(Source data)
--- START ---

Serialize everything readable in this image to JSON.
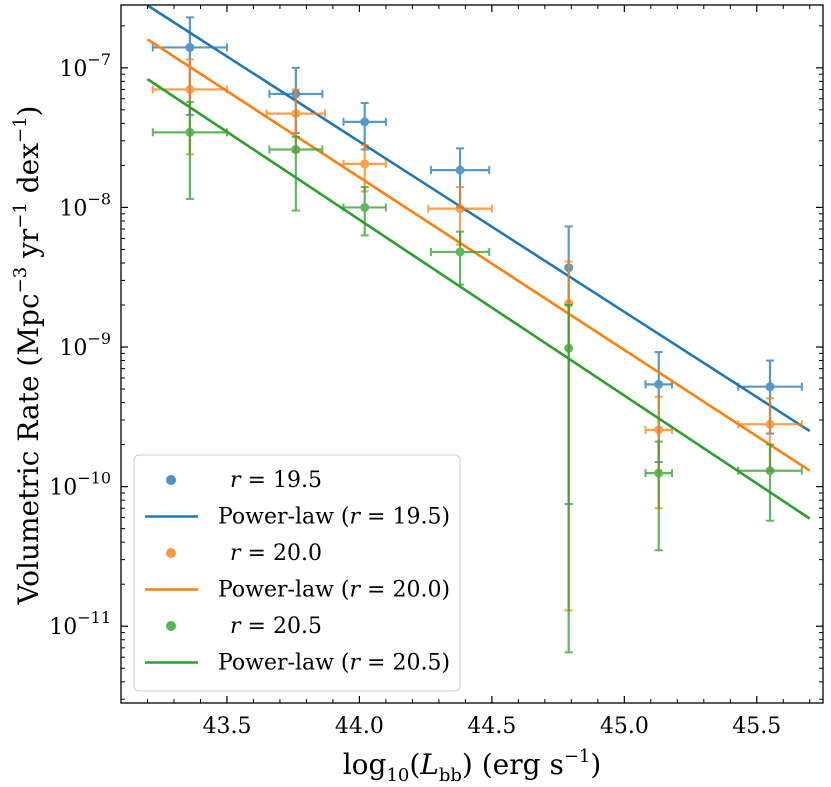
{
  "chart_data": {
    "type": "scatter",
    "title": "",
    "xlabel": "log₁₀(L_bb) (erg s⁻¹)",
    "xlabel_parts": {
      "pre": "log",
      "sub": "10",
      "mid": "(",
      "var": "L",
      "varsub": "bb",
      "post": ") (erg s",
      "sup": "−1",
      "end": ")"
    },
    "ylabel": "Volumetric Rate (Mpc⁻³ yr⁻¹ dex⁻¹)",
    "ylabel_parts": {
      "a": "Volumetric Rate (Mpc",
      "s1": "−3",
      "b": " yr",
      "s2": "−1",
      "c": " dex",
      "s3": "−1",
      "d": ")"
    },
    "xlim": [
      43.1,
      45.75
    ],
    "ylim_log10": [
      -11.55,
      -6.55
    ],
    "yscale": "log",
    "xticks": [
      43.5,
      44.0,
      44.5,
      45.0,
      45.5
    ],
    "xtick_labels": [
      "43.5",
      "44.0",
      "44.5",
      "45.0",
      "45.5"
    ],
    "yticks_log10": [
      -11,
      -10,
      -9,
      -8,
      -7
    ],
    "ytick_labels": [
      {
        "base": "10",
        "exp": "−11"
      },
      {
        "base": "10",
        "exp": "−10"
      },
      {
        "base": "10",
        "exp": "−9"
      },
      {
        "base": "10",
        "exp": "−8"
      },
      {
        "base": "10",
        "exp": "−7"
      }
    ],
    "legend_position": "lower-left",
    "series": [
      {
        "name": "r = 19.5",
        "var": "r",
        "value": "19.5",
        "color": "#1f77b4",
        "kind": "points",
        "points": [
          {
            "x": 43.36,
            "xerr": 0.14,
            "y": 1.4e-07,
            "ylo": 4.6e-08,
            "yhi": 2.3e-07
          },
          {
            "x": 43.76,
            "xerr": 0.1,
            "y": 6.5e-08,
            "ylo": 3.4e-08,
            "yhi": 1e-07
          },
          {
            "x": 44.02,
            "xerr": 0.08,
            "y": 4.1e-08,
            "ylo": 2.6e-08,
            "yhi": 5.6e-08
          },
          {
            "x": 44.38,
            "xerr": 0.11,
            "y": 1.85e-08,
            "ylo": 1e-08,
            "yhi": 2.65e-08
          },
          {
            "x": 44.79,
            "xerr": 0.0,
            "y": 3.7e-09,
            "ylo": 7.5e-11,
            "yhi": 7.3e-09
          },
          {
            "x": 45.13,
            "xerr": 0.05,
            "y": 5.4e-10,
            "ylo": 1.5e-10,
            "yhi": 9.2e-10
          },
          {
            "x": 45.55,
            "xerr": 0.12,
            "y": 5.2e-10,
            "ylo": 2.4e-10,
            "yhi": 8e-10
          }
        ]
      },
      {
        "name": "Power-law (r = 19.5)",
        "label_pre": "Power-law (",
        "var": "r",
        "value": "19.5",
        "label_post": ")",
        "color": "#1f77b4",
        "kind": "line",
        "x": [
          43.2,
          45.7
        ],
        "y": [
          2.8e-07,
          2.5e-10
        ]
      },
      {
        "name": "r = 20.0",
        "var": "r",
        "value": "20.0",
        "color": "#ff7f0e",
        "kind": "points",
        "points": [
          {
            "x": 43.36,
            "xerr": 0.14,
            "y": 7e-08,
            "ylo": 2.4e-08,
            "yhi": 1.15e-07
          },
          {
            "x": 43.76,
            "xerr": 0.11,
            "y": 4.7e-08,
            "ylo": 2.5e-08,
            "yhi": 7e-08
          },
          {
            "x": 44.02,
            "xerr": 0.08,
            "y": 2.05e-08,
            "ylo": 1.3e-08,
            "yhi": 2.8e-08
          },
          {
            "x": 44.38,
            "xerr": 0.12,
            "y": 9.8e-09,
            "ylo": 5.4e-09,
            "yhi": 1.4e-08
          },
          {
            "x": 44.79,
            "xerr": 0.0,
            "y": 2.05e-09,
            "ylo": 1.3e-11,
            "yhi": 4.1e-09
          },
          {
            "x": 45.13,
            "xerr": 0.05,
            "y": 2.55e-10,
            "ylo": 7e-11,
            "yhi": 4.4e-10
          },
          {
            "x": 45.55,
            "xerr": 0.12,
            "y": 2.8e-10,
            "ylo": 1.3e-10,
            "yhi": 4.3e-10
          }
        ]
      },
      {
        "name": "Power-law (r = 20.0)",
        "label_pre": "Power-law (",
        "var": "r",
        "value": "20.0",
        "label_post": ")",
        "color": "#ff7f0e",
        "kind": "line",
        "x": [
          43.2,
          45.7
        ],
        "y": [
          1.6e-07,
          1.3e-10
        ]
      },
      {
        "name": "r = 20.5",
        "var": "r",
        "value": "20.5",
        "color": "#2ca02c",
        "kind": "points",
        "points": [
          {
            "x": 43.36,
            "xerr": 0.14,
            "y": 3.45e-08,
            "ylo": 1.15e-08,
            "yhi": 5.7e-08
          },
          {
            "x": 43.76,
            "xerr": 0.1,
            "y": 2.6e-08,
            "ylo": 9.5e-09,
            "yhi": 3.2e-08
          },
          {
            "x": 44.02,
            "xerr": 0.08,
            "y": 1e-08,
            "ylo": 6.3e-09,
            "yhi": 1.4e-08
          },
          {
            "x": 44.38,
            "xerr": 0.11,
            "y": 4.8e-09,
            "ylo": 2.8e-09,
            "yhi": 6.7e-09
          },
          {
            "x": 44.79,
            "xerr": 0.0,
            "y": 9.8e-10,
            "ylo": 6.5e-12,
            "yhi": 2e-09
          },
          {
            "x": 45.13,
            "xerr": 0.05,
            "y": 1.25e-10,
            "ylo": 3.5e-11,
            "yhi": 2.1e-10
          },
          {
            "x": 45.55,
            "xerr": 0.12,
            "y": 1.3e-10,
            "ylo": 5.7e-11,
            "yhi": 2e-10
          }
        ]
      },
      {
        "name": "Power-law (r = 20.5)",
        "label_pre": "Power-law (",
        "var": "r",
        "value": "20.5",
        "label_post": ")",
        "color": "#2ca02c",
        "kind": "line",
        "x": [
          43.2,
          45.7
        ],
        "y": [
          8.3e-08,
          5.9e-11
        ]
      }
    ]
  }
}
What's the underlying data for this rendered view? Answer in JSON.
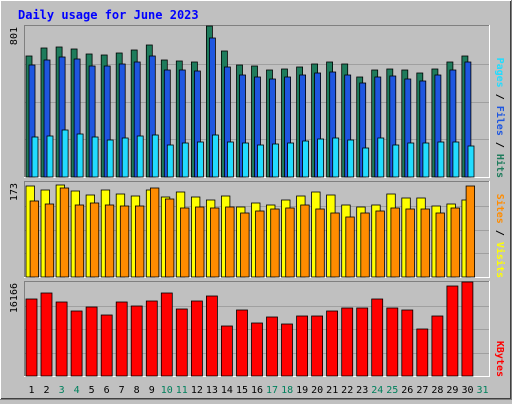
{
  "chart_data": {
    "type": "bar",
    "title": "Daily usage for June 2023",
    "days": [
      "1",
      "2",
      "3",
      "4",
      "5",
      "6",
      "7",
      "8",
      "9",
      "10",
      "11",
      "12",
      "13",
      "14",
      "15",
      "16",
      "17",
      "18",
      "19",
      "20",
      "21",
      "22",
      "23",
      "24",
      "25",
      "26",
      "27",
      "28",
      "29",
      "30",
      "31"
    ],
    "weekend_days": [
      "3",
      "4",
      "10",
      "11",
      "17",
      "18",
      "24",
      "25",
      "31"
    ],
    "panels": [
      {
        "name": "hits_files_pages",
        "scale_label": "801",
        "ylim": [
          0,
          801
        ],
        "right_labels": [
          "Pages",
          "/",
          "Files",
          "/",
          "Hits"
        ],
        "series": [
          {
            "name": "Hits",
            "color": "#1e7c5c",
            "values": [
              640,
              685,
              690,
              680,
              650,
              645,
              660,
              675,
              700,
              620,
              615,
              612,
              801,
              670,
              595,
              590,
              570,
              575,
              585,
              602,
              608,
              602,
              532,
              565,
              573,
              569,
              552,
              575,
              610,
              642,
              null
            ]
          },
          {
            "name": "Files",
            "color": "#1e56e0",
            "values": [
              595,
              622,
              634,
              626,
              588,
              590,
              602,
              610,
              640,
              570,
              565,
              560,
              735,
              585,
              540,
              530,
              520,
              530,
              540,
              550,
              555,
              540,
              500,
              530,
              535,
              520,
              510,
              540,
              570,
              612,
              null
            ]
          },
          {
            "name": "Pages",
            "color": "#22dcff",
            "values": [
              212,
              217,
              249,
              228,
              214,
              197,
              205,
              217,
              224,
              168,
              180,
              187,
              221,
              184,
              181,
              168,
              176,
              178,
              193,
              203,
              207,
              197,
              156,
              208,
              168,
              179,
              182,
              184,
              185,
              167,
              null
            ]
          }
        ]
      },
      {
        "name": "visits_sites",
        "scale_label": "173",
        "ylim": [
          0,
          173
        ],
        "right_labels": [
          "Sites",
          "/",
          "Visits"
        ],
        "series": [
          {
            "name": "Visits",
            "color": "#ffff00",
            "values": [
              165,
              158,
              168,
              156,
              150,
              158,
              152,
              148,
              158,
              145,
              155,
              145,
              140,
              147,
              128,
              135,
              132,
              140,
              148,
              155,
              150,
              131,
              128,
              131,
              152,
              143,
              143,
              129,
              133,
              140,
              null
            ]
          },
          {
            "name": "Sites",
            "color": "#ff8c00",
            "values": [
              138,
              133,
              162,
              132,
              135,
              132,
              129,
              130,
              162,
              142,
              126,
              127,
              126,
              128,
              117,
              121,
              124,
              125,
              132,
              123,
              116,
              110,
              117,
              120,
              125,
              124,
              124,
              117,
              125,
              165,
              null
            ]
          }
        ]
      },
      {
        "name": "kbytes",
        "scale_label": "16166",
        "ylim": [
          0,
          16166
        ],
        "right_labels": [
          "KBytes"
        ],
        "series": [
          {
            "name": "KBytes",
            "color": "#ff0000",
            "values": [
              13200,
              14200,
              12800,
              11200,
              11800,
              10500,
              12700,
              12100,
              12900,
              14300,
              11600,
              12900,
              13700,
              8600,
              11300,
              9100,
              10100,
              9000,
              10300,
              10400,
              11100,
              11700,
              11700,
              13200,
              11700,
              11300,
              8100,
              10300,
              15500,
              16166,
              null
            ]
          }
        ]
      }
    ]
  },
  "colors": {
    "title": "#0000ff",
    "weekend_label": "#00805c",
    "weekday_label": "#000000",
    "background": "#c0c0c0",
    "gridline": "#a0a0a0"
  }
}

--- END ---

Your task is to collect every line above that contains the word "JSON".

Serialize everything readable in this image to JSON.
What's the underlying data for this rendered view? Answer in JSON.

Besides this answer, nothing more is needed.